━━━ DATA SUPPLIED ━━━
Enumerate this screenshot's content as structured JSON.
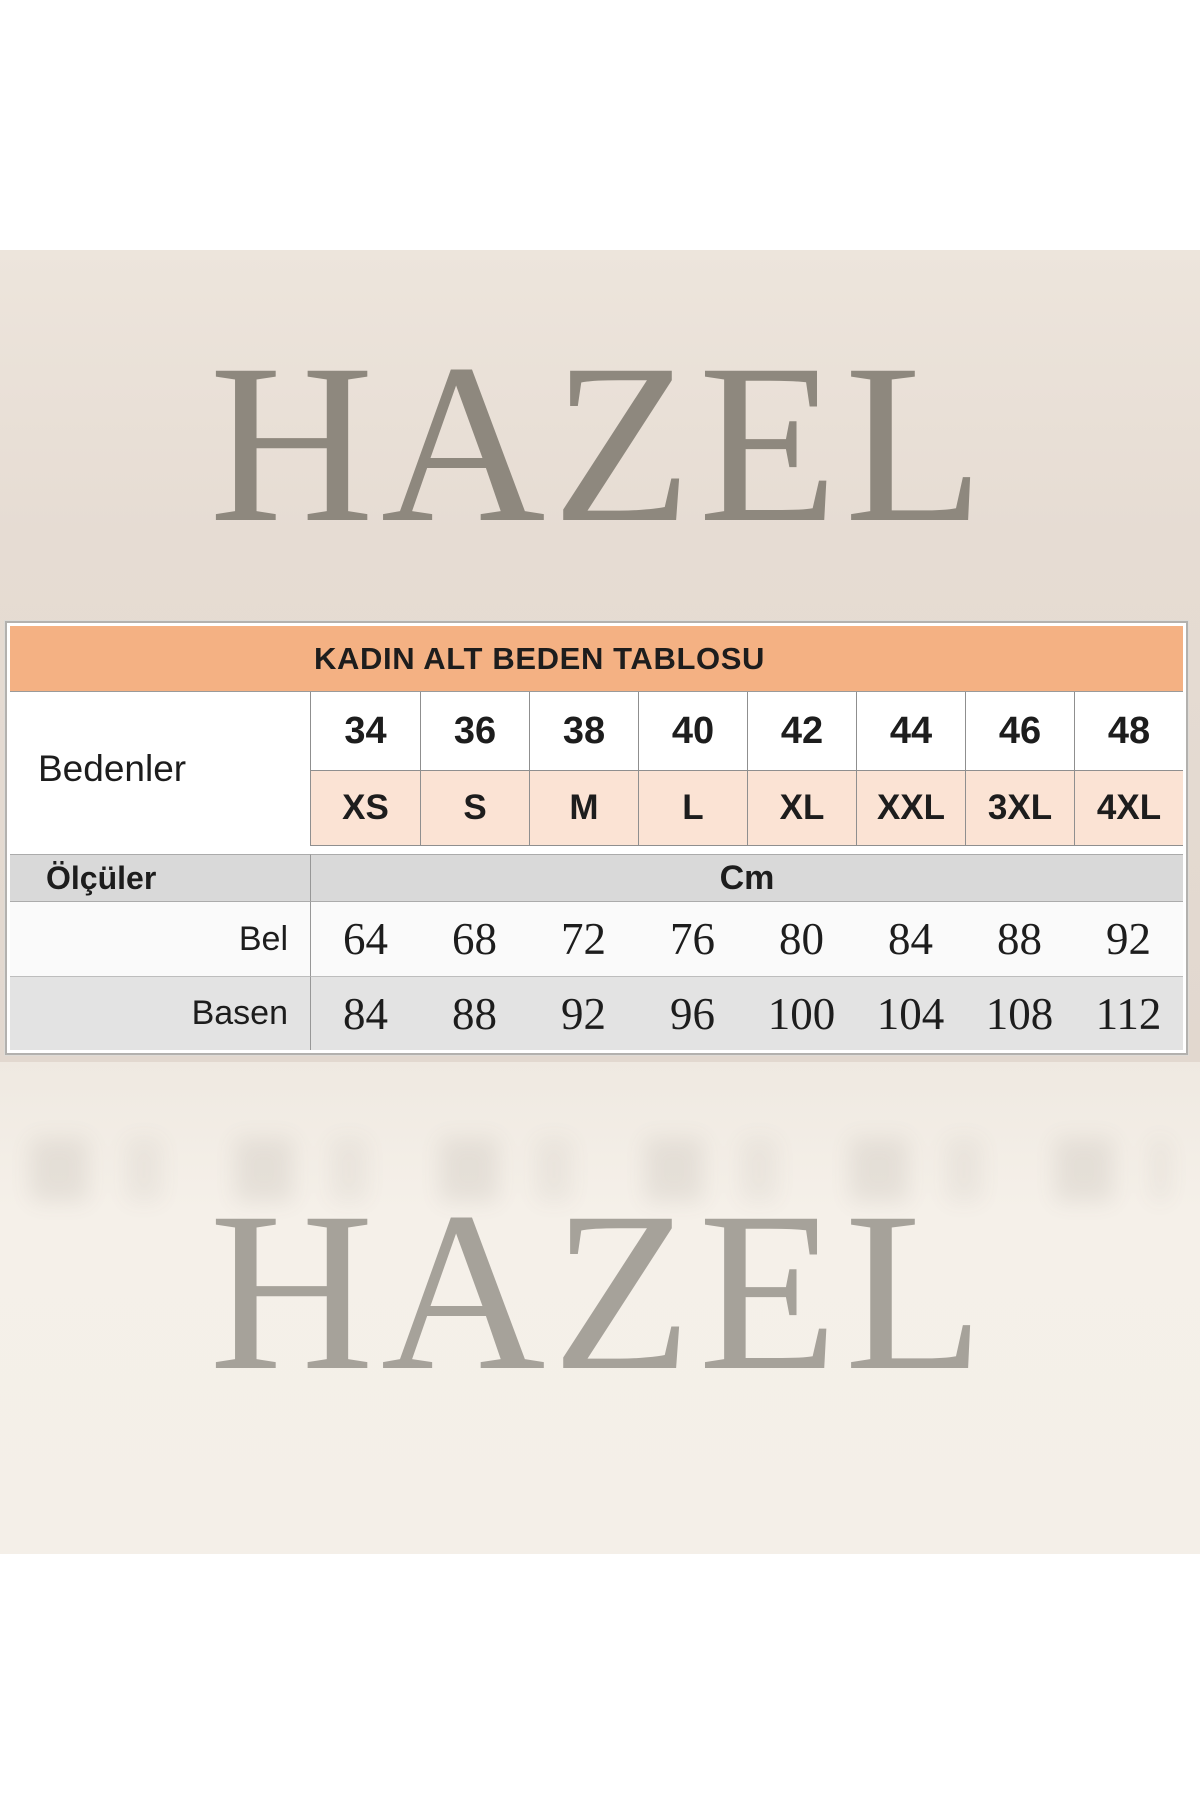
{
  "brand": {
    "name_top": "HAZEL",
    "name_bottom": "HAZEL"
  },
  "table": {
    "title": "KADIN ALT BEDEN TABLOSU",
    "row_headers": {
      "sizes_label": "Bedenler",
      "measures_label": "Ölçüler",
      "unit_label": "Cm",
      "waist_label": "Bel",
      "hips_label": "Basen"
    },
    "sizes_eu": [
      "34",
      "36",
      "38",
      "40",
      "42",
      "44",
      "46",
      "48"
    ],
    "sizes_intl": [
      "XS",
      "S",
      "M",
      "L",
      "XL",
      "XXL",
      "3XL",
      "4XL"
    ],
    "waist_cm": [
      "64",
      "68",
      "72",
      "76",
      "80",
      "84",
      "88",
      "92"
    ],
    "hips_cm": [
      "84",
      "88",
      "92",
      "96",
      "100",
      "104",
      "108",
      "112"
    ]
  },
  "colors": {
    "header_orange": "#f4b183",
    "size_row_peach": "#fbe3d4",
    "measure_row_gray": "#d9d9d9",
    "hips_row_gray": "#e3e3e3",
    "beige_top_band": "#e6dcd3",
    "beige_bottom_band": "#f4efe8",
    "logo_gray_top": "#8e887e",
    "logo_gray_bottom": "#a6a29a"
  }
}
━━━
GIVEN REQUEST: Write out the full listing verbatim, excluding its pictures.

SOLUTION FOR THIS TASK:
Enumerate this screenshot's content as structured JSON.
{
  "brand": {
    "name_top": "HAZEL",
    "name_bottom": "HAZEL"
  },
  "table": {
    "title": "KADIN ALT BEDEN TABLOSU",
    "row_headers": {
      "sizes_label": "Bedenler",
      "measures_label": "Ölçüler",
      "unit_label": "Cm",
      "waist_label": "Bel",
      "hips_label": "Basen"
    },
    "sizes_eu": [
      "34",
      "36",
      "38",
      "40",
      "42",
      "44",
      "46",
      "48"
    ],
    "sizes_intl": [
      "XS",
      "S",
      "M",
      "L",
      "XL",
      "XXL",
      "3XL",
      "4XL"
    ],
    "waist_cm": [
      "64",
      "68",
      "72",
      "76",
      "80",
      "84",
      "88",
      "92"
    ],
    "hips_cm": [
      "84",
      "88",
      "92",
      "96",
      "100",
      "104",
      "108",
      "112"
    ]
  },
  "colors": {
    "header_orange": "#f4b183",
    "size_row_peach": "#fbe3d4",
    "measure_row_gray": "#d9d9d9",
    "hips_row_gray": "#e3e3e3",
    "beige_top_band": "#e6dcd3",
    "beige_bottom_band": "#f4efe8",
    "logo_gray_top": "#8e887e",
    "logo_gray_bottom": "#a6a29a"
  }
}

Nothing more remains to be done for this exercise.